GOAL
Every record below should be printed exactly as it appears.

DATASET EXCERPTS

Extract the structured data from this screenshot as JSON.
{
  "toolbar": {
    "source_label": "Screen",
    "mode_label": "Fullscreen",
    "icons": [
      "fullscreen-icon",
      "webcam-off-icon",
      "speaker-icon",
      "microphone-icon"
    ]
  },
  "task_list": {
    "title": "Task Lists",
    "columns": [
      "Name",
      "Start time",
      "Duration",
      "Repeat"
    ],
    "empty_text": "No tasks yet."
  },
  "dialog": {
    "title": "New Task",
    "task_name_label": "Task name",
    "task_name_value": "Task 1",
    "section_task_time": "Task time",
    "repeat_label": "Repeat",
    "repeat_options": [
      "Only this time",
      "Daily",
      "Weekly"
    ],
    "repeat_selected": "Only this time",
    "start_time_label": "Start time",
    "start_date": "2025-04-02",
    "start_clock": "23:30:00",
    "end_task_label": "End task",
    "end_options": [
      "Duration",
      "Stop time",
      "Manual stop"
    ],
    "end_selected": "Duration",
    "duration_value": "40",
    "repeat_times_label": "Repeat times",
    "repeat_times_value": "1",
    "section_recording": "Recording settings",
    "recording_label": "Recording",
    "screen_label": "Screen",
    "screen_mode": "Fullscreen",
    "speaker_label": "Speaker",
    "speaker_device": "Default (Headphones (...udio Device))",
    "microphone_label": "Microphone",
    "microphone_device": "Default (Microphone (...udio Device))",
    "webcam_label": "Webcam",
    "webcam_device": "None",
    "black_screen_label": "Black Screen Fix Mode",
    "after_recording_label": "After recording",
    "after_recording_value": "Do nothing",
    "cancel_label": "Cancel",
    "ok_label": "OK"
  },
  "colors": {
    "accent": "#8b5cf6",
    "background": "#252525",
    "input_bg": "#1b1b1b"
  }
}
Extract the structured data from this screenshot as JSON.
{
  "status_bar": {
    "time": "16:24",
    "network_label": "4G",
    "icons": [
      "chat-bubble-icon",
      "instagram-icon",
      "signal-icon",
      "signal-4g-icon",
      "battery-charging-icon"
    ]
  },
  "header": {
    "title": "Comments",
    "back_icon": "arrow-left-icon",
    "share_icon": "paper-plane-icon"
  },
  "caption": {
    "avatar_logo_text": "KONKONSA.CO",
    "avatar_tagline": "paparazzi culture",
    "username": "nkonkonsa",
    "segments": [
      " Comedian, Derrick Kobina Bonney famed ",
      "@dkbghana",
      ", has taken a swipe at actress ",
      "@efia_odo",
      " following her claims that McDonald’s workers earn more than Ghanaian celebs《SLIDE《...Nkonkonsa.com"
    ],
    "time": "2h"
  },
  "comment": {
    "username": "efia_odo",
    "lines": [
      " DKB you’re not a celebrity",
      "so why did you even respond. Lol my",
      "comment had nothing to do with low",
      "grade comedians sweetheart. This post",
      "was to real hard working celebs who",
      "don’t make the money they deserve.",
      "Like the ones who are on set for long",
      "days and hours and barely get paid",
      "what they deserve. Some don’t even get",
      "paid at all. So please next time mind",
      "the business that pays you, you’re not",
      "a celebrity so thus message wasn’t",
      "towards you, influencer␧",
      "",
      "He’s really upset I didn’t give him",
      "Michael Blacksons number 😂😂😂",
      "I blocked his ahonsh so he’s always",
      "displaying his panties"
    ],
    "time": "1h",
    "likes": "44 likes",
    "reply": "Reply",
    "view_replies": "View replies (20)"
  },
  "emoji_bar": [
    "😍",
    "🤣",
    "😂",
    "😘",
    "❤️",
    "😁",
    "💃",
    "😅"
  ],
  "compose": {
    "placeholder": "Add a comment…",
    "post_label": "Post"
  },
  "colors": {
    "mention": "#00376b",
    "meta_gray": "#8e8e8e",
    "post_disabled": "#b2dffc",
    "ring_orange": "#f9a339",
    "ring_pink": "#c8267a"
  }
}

WORKED ANSWER
Extract the structured data from this screenshot as JSON.
{
  "toolbar": {
    "source_label": "Screen",
    "mode_label": "Fullscreen",
    "icons": [
      "fullscreen-icon",
      "webcam-off-icon",
      "speaker-icon",
      "microphone-icon"
    ]
  },
  "task_list": {
    "title": "Task Lists",
    "columns": [
      "Name",
      "Start time",
      "Duration",
      "Repeat"
    ],
    "empty_text": "No tasks yet."
  },
  "dialog": {
    "title": "New Task",
    "task_name_label": "Task name",
    "task_name_value": "Task 1",
    "section_task_time": "Task time",
    "repeat_label": "Repeat",
    "repeat_options": [
      "Only this time",
      "Daily",
      "Weekly"
    ],
    "repeat_selected": "Only this time",
    "start_time_label": "Start time",
    "start_date": "2025-04-02",
    "start_clock": "23:30:00",
    "end_task_label": "End task",
    "end_options": [
      "Duration",
      "Stop time",
      "Manual stop"
    ],
    "end_selected": "Duration",
    "duration_value": "40",
    "repeat_times_label": "Repeat times",
    "repeat_times_value": "1",
    "section_recording": "Recording settings",
    "recording_label": "Recording",
    "screen_label": "Screen",
    "screen_mode": "Fullscreen",
    "speaker_label": "Speaker",
    "speaker_device": "Default (Headphones (...udio Device))",
    "microphone_label": "Microphone",
    "microphone_device": "Default (Microphone (...udio Device))",
    "webcam_label": "Webcam",
    "webcam_device": "None",
    "black_screen_label": "Black Screen Fix Mode",
    "after_recording_label": "After recording",
    "after_recording_value": "Do nothing",
    "cancel_label": "Cancel",
    "ok_label": "OK"
  },
  "colors": {
    "accent": "#8b5cf6",
    "background": "#252525",
    "input_bg": "#1b1b1b"
  }
}
Extract the structured data from this screenshot as JSON.
{
  "status_bar": {
    "time": "16:24",
    "network_label": "4G",
    "icons": [
      "chat-bubble-icon",
      "instagram-icon",
      "signal-icon",
      "signal-4g-icon",
      "battery-charging-icon"
    ]
  },
  "header": {
    "title": "Comments",
    "back_icon": "arrow-left-icon",
    "share_icon": "paper-plane-icon"
  },
  "caption": {
    "avatar_logo_text": "KONKONSA.CO",
    "avatar_tagline": "paparazzi culture",
    "username": "nkonkonsa",
    "segments": [
      " Comedian, Derrick Kobina Bonney famed ",
      "@dkbghana",
      ", has taken a swipe at actress ",
      "@efia_odo",
      " following her claims that McDonald’s workers earn more than Ghanaian celebs《SLIDE《...Nkonkonsa.com"
    ],
    "time": "2h"
  },
  "comment": {
    "username": "efia_odo",
    "lines": [
      " DKB you’re not a celebrity",
      "so why did you even respond. Lol my",
      "comment had nothing to do with low",
      "grade comedians sweetheart. This post",
      "was to real hard working celebs who",
      "don’t make the money they deserve.",
      "Like the ones who are on set for long",
      "days and hours and barely get paid",
      "what they deserve. Some don’t even get",
      "paid at all. So please next time mind",
      "the business that pays you, you’re not",
      "a celebrity so thus message wasn’t",
      "towards you, influencer␧",
      "",
      "He’s really upset I didn’t give him",
      "Michael Blacksons number 😂😂😂",
      "I blocked his ahonsh so he’s always",
      "displaying his panties"
    ],
    "time": "1h",
    "likes": "44 likes",
    "reply": "Reply",
    "view_replies": "View replies (20)"
  },
  "emoji_bar": [
    "😍",
    "🤣",
    "😂",
    "😘",
    "❤️",
    "😁",
    "💃",
    "😅"
  ],
  "compose": {
    "placeholder": "Add a comment…",
    "post_label": "Post"
  },
  "colors": {
    "mention": "#00376b",
    "meta_gray": "#8e8e8e",
    "post_disabled": "#b2dffc",
    "ring_orange": "#f9a339",
    "ring_pink": "#c8267a"
  }
}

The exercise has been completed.